— Start of TASK INPUTS —
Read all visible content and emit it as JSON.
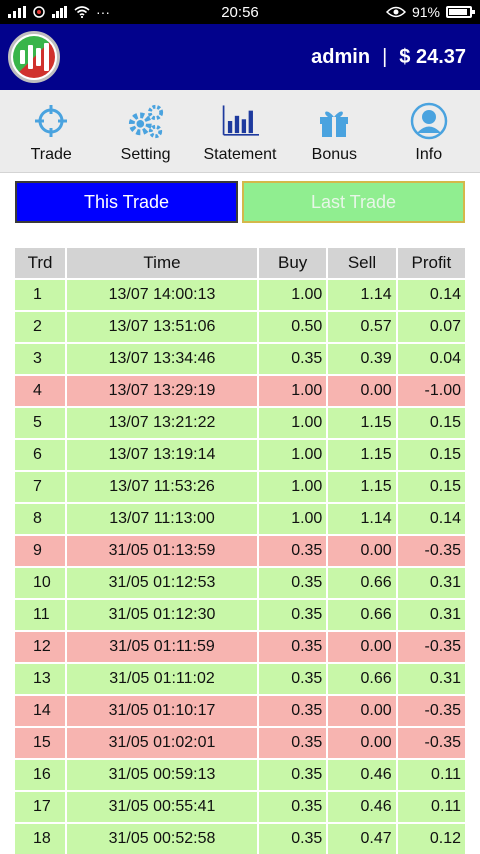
{
  "status_bar": {
    "time": "20:56",
    "battery_percent": "91%",
    "battery_level": 0.91,
    "dots": "···"
  },
  "header": {
    "username": "admin",
    "separator": "|",
    "balance": "$ 24.37"
  },
  "nav": {
    "items": [
      {
        "label": "Trade",
        "icon": "crosshair-icon"
      },
      {
        "label": "Setting",
        "icon": "gears-icon"
      },
      {
        "label": "Statement",
        "icon": "bar-chart-icon"
      },
      {
        "label": "Bonus",
        "icon": "gift-icon"
      },
      {
        "label": "Info",
        "icon": "user-icon"
      }
    ]
  },
  "tabs": {
    "this_trade": "This Trade",
    "last_trade": "Last Trade"
  },
  "colors": {
    "header_bg": "#02028c",
    "active_tab": "#0000ff",
    "inactive_tab": "#90ee90",
    "gain_row": "#c8f7a8",
    "loss_row": "#f7b4b0",
    "icon_blue": "#4aa3df",
    "icon_dark": "#1e3a9e"
  },
  "table": {
    "headers": [
      "Trd",
      "Time",
      "Buy",
      "Sell",
      "Profit"
    ],
    "rows": [
      {
        "trd": "1",
        "time": "13/07 14:00:13",
        "buy": "1.00",
        "sell": "1.14",
        "profit": "0.14",
        "status": "gain"
      },
      {
        "trd": "2",
        "time": "13/07 13:51:06",
        "buy": "0.50",
        "sell": "0.57",
        "profit": "0.07",
        "status": "gain"
      },
      {
        "trd": "3",
        "time": "13/07 13:34:46",
        "buy": "0.35",
        "sell": "0.39",
        "profit": "0.04",
        "status": "gain"
      },
      {
        "trd": "4",
        "time": "13/07 13:29:19",
        "buy": "1.00",
        "sell": "0.00",
        "profit": "-1.00",
        "status": "loss"
      },
      {
        "trd": "5",
        "time": "13/07 13:21:22",
        "buy": "1.00",
        "sell": "1.15",
        "profit": "0.15",
        "status": "gain"
      },
      {
        "trd": "6",
        "time": "13/07 13:19:14",
        "buy": "1.00",
        "sell": "1.15",
        "profit": "0.15",
        "status": "gain"
      },
      {
        "trd": "7",
        "time": "13/07 11:53:26",
        "buy": "1.00",
        "sell": "1.15",
        "profit": "0.15",
        "status": "gain"
      },
      {
        "trd": "8",
        "time": "13/07 11:13:00",
        "buy": "1.00",
        "sell": "1.14",
        "profit": "0.14",
        "status": "gain"
      },
      {
        "trd": "9",
        "time": "31/05 01:13:59",
        "buy": "0.35",
        "sell": "0.00",
        "profit": "-0.35",
        "status": "loss"
      },
      {
        "trd": "10",
        "time": "31/05 01:12:53",
        "buy": "0.35",
        "sell": "0.66",
        "profit": "0.31",
        "status": "gain"
      },
      {
        "trd": "11",
        "time": "31/05 01:12:30",
        "buy": "0.35",
        "sell": "0.66",
        "profit": "0.31",
        "status": "gain"
      },
      {
        "trd": "12",
        "time": "31/05 01:11:59",
        "buy": "0.35",
        "sell": "0.00",
        "profit": "-0.35",
        "status": "loss"
      },
      {
        "trd": "13",
        "time": "31/05 01:11:02",
        "buy": "0.35",
        "sell": "0.66",
        "profit": "0.31",
        "status": "gain"
      },
      {
        "trd": "14",
        "time": "31/05 01:10:17",
        "buy": "0.35",
        "sell": "0.00",
        "profit": "-0.35",
        "status": "loss"
      },
      {
        "trd": "15",
        "time": "31/05 01:02:01",
        "buy": "0.35",
        "sell": "0.00",
        "profit": "-0.35",
        "status": "loss"
      },
      {
        "trd": "16",
        "time": "31/05 00:59:13",
        "buy": "0.35",
        "sell": "0.46",
        "profit": "0.11",
        "status": "gain"
      },
      {
        "trd": "17",
        "time": "31/05 00:55:41",
        "buy": "0.35",
        "sell": "0.46",
        "profit": "0.11",
        "status": "gain"
      },
      {
        "trd": "18",
        "time": "31/05 00:52:58",
        "buy": "0.35",
        "sell": "0.47",
        "profit": "0.12",
        "status": "gain"
      }
    ]
  }
}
— End of TASK INPUTS —
◆ **EXERCISE PROMPT**: Reproduce the data word for word, excluding its pictures.

◆ **TASK RESPONSE**:
Read all visible content and emit it as JSON.
{
  "status_bar": {
    "time": "20:56",
    "battery_percent": "91%",
    "battery_level": 0.91,
    "dots": "···"
  },
  "header": {
    "username": "admin",
    "separator": "|",
    "balance": "$ 24.37"
  },
  "nav": {
    "items": [
      {
        "label": "Trade",
        "icon": "crosshair-icon"
      },
      {
        "label": "Setting",
        "icon": "gears-icon"
      },
      {
        "label": "Statement",
        "icon": "bar-chart-icon"
      },
      {
        "label": "Bonus",
        "icon": "gift-icon"
      },
      {
        "label": "Info",
        "icon": "user-icon"
      }
    ]
  },
  "tabs": {
    "this_trade": "This Trade",
    "last_trade": "Last Trade"
  },
  "colors": {
    "header_bg": "#02028c",
    "active_tab": "#0000ff",
    "inactive_tab": "#90ee90",
    "gain_row": "#c8f7a8",
    "loss_row": "#f7b4b0",
    "icon_blue": "#4aa3df",
    "icon_dark": "#1e3a9e"
  },
  "table": {
    "headers": [
      "Trd",
      "Time",
      "Buy",
      "Sell",
      "Profit"
    ],
    "rows": [
      {
        "trd": "1",
        "time": "13/07 14:00:13",
        "buy": "1.00",
        "sell": "1.14",
        "profit": "0.14",
        "status": "gain"
      },
      {
        "trd": "2",
        "time": "13/07 13:51:06",
        "buy": "0.50",
        "sell": "0.57",
        "profit": "0.07",
        "status": "gain"
      },
      {
        "trd": "3",
        "time": "13/07 13:34:46",
        "buy": "0.35",
        "sell": "0.39",
        "profit": "0.04",
        "status": "gain"
      },
      {
        "trd": "4",
        "time": "13/07 13:29:19",
        "buy": "1.00",
        "sell": "0.00",
        "profit": "-1.00",
        "status": "loss"
      },
      {
        "trd": "5",
        "time": "13/07 13:21:22",
        "buy": "1.00",
        "sell": "1.15",
        "profit": "0.15",
        "status": "gain"
      },
      {
        "trd": "6",
        "time": "13/07 13:19:14",
        "buy": "1.00",
        "sell": "1.15",
        "profit": "0.15",
        "status": "gain"
      },
      {
        "trd": "7",
        "time": "13/07 11:53:26",
        "buy": "1.00",
        "sell": "1.15",
        "profit": "0.15",
        "status": "gain"
      },
      {
        "trd": "8",
        "time": "13/07 11:13:00",
        "buy": "1.00",
        "sell": "1.14",
        "profit": "0.14",
        "status": "gain"
      },
      {
        "trd": "9",
        "time": "31/05 01:13:59",
        "buy": "0.35",
        "sell": "0.00",
        "profit": "-0.35",
        "status": "loss"
      },
      {
        "trd": "10",
        "time": "31/05 01:12:53",
        "buy": "0.35",
        "sell": "0.66",
        "profit": "0.31",
        "status": "gain"
      },
      {
        "trd": "11",
        "time": "31/05 01:12:30",
        "buy": "0.35",
        "sell": "0.66",
        "profit": "0.31",
        "status": "gain"
      },
      {
        "trd": "12",
        "time": "31/05 01:11:59",
        "buy": "0.35",
        "sell": "0.00",
        "profit": "-0.35",
        "status": "loss"
      },
      {
        "trd": "13",
        "time": "31/05 01:11:02",
        "buy": "0.35",
        "sell": "0.66",
        "profit": "0.31",
        "status": "gain"
      },
      {
        "trd": "14",
        "time": "31/05 01:10:17",
        "buy": "0.35",
        "sell": "0.00",
        "profit": "-0.35",
        "status": "loss"
      },
      {
        "trd": "15",
        "time": "31/05 01:02:01",
        "buy": "0.35",
        "sell": "0.00",
        "profit": "-0.35",
        "status": "loss"
      },
      {
        "trd": "16",
        "time": "31/05 00:59:13",
        "buy": "0.35",
        "sell": "0.46",
        "profit": "0.11",
        "status": "gain"
      },
      {
        "trd": "17",
        "time": "31/05 00:55:41",
        "buy": "0.35",
        "sell": "0.46",
        "profit": "0.11",
        "status": "gain"
      },
      {
        "trd": "18",
        "time": "31/05 00:52:58",
        "buy": "0.35",
        "sell": "0.47",
        "profit": "0.12",
        "status": "gain"
      }
    ]
  }
}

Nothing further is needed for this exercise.